DATA FOR THIS TASK:

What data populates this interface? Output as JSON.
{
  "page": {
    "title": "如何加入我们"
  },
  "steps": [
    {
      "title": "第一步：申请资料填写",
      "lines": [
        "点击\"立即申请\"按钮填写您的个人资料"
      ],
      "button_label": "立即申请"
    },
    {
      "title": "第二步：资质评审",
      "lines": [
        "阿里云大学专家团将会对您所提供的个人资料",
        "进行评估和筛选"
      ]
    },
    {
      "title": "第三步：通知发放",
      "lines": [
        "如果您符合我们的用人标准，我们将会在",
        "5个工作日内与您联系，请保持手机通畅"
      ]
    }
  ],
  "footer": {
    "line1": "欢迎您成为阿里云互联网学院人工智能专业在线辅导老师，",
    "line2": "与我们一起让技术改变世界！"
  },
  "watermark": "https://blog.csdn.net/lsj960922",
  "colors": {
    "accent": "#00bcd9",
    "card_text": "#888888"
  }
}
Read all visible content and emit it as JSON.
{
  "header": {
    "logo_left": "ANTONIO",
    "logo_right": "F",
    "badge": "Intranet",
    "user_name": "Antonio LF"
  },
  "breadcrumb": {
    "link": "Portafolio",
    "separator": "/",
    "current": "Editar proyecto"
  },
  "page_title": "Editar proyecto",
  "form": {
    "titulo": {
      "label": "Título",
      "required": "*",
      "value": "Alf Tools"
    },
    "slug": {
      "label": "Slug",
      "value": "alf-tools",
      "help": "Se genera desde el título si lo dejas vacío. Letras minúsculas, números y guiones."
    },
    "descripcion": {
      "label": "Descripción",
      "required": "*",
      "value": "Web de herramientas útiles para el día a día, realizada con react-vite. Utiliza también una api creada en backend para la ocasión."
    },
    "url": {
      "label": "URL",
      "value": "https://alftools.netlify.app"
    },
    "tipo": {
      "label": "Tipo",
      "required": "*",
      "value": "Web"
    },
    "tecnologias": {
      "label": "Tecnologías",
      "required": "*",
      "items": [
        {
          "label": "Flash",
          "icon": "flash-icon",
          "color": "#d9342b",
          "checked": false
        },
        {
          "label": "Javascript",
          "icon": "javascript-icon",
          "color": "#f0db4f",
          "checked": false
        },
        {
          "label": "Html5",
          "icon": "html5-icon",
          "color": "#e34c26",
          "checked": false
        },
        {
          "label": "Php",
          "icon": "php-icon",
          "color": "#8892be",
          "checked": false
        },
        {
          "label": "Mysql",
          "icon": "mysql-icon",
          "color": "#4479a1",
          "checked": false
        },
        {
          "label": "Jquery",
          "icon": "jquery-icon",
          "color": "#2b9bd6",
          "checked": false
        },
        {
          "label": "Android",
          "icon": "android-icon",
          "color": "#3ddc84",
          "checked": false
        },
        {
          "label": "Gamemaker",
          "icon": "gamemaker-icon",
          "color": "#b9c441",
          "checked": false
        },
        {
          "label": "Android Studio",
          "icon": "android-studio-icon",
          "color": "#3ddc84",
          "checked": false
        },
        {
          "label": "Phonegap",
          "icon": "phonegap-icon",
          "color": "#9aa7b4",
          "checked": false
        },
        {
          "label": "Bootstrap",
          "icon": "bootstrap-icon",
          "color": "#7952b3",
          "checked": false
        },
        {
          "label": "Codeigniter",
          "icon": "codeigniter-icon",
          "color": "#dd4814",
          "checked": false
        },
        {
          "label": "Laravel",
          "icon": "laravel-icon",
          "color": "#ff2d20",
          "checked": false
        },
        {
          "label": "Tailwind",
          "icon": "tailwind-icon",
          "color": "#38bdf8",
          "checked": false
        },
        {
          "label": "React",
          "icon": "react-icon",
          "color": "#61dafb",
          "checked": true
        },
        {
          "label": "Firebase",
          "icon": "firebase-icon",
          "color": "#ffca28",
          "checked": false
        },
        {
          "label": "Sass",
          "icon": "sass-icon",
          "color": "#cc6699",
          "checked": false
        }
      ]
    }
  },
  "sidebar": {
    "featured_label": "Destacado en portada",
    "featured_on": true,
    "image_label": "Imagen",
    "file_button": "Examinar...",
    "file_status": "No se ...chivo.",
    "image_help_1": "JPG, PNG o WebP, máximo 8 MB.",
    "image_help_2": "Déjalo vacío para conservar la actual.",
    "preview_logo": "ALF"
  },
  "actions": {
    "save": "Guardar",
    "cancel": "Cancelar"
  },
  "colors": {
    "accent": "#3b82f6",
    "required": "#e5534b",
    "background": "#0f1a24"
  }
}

EXERCISE DIRECTIONS: Determine how many lines include the string "https". Give no answer but the number.

RESULT OF THE EXERCISE: 2